* **Aim of the exercise**
Write every line of the material out exactly as shown.

* **Material for this task**
+-------+

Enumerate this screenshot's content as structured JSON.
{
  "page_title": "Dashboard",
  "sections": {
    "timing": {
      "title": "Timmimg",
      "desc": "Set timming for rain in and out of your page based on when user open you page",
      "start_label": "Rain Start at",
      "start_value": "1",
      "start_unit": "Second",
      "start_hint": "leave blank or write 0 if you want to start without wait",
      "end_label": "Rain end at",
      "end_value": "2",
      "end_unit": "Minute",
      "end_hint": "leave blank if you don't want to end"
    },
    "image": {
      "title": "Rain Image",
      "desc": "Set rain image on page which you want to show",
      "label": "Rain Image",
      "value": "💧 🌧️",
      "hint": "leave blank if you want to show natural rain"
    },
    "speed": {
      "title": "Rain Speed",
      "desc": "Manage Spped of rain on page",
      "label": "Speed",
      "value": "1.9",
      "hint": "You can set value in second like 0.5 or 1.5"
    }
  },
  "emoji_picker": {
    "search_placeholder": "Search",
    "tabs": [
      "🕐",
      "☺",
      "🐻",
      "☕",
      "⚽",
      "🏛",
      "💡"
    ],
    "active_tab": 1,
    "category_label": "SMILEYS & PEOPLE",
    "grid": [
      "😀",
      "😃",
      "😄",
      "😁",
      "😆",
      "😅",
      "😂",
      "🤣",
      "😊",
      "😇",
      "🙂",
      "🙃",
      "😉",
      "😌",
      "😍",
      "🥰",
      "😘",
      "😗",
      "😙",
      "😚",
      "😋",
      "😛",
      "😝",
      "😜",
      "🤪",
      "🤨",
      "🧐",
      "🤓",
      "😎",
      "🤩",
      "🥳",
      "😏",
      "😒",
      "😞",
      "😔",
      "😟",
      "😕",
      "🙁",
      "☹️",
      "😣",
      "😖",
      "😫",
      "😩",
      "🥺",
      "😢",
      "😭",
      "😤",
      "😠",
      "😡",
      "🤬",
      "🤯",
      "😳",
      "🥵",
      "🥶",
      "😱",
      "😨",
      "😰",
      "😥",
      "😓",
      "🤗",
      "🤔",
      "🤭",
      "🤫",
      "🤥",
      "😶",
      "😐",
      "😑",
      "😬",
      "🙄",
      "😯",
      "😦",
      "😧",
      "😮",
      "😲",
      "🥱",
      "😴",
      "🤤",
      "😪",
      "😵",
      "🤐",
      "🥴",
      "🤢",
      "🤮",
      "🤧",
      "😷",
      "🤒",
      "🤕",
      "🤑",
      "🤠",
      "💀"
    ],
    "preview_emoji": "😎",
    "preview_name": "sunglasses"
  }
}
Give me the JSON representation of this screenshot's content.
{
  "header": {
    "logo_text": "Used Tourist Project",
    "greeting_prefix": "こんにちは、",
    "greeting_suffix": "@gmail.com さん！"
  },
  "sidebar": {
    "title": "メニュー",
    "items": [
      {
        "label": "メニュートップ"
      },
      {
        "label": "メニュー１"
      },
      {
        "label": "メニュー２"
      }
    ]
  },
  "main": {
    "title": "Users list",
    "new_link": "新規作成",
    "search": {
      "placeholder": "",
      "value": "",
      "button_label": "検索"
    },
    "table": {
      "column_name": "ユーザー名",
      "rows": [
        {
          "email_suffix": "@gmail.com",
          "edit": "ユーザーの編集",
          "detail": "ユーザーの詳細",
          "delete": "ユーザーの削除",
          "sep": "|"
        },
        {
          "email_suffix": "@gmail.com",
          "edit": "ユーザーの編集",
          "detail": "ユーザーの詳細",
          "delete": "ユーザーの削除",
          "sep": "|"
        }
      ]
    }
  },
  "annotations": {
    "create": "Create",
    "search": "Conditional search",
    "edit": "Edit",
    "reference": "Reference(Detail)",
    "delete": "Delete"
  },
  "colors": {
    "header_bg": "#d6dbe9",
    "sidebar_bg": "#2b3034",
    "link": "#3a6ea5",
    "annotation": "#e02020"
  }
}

+-------+

* **Answer to the problem**
Enumerate this screenshot's content as structured JSON.
{
  "page_title": "Dashboard",
  "sections": {
    "timing": {
      "title": "Timmimg",
      "desc": "Set timming for rain in and out of your page based on when user open you page",
      "start_label": "Rain Start at",
      "start_value": "1",
      "start_unit": "Second",
      "start_hint": "leave blank or write 0 if you want to start without wait",
      "end_label": "Rain end at",
      "end_value": "2",
      "end_unit": "Minute",
      "end_hint": "leave blank if you don't want to end"
    },
    "image": {
      "title": "Rain Image",
      "desc": "Set rain image on page which you want to show",
      "label": "Rain Image",
      "value": "💧 🌧️",
      "hint": "leave blank if you want to show natural rain"
    },
    "speed": {
      "title": "Rain Speed",
      "desc": "Manage Spped of rain on page",
      "label": "Speed",
      "value": "1.9",
      "hint": "You can set value in second like 0.5 or 1.5"
    }
  },
  "emoji_picker": {
    "search_placeholder": "Search",
    "tabs": [
      "🕐",
      "☺",
      "🐻",
      "☕",
      "⚽",
      "🏛",
      "💡"
    ],
    "active_tab": 1,
    "category_label": "SMILEYS & PEOPLE",
    "grid": [
      "😀",
      "😃",
      "😄",
      "😁",
      "😆",
      "😅",
      "😂",
      "🤣",
      "😊",
      "😇",
      "🙂",
      "🙃",
      "😉",
      "😌",
      "😍",
      "🥰",
      "😘",
      "😗",
      "😙",
      "😚",
      "😋",
      "😛",
      "😝",
      "😜",
      "🤪",
      "🤨",
      "🧐",
      "🤓",
      "😎",
      "🤩",
      "🥳",
      "😏",
      "😒",
      "😞",
      "😔",
      "😟",
      "😕",
      "🙁",
      "☹️",
      "😣",
      "😖",
      "😫",
      "😩",
      "🥺",
      "😢",
      "😭",
      "😤",
      "😠",
      "😡",
      "🤬",
      "🤯",
      "😳",
      "🥵",
      "🥶",
      "😱",
      "😨",
      "😰",
      "😥",
      "😓",
      "🤗",
      "🤔",
      "🤭",
      "🤫",
      "🤥",
      "😶",
      "😐",
      "😑",
      "😬",
      "🙄",
      "😯",
      "😦",
      "😧",
      "😮",
      "😲",
      "🥱",
      "😴",
      "🤤",
      "😪",
      "😵",
      "🤐",
      "🥴",
      "🤢",
      "🤮",
      "🤧",
      "😷",
      "🤒",
      "🤕",
      "🤑",
      "🤠",
      "💀"
    ],
    "preview_emoji": "😎",
    "preview_name": "sunglasses"
  }
}
Give me the JSON representation of this screenshot's content.
{
  "header": {
    "logo_text": "Used Tourist Project",
    "greeting_prefix": "こんにちは、",
    "greeting_suffix": "@gmail.com さん！"
  },
  "sidebar": {
    "title": "メニュー",
    "items": [
      {
        "label": "メニュートップ"
      },
      {
        "label": "メニュー１"
      },
      {
        "label": "メニュー２"
      }
    ]
  },
  "main": {
    "title": "Users list",
    "new_link": "新規作成",
    "search": {
      "placeholder": "",
      "value": "",
      "button_label": "検索"
    },
    "table": {
      "column_name": "ユーザー名",
      "rows": [
        {
          "email_suffix": "@gmail.com",
          "edit": "ユーザーの編集",
          "detail": "ユーザーの詳細",
          "delete": "ユーザーの削除",
          "sep": "|"
        },
        {
          "email_suffix": "@gmail.com",
          "edit": "ユーザーの編集",
          "detail": "ユーザーの詳細",
          "delete": "ユーザーの削除",
          "sep": "|"
        }
      ]
    }
  },
  "annotations": {
    "create": "Create",
    "search": "Conditional search",
    "edit": "Edit",
    "reference": "Reference(Detail)",
    "delete": "Delete"
  },
  "colors": {
    "header_bg": "#d6dbe9",
    "sidebar_bg": "#2b3034",
    "link": "#3a6ea5",
    "annotation": "#e02020"
  }
}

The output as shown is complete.